== Supplied data ==
+ + + +
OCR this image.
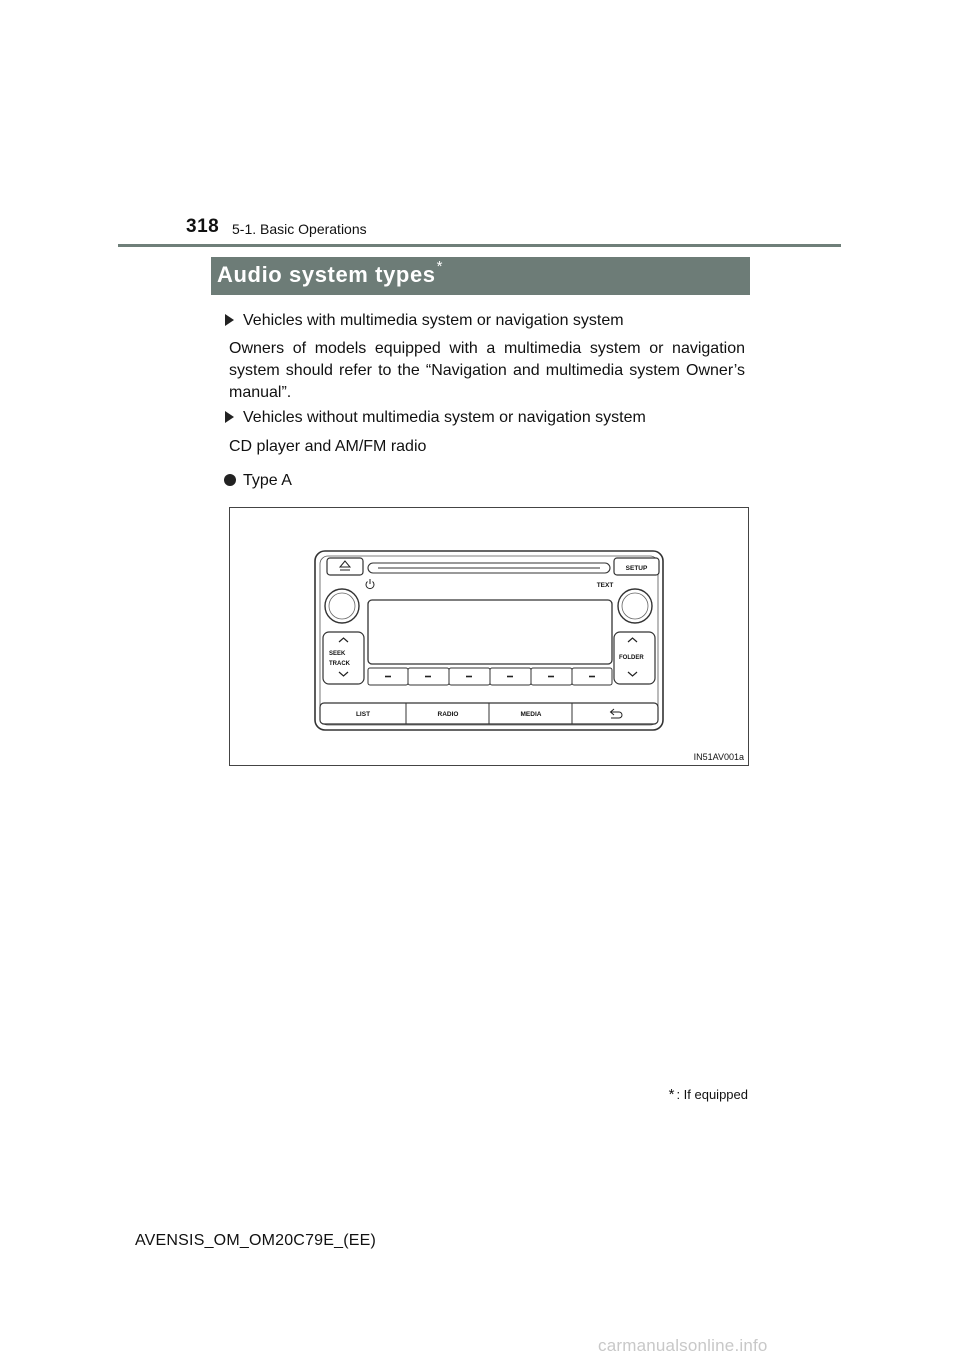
318 5-1. Basic Operations
Audio system types*
Vehicles with multimedia system or navigation system
Owners of models equipped with a multimedia system or navigation system should refer to the “Navigation and multimedia system Owner’s manual”.
Vehicles without multimedia system or navigation system
CD player and AM/FM radio
Type A
SETUP
TEXT
SEEK
TRACK
FOLDER
LIST	RADIO	MEDIA
IN51AV001a
* : If equipped
AVENSIS_OM_OM20C79E_(EE)
carmanualsonline.info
+ + + +
== Written request ==
Count all lines of the data that include "Vehicles". The answer is the number alone.

== Written answer ==
2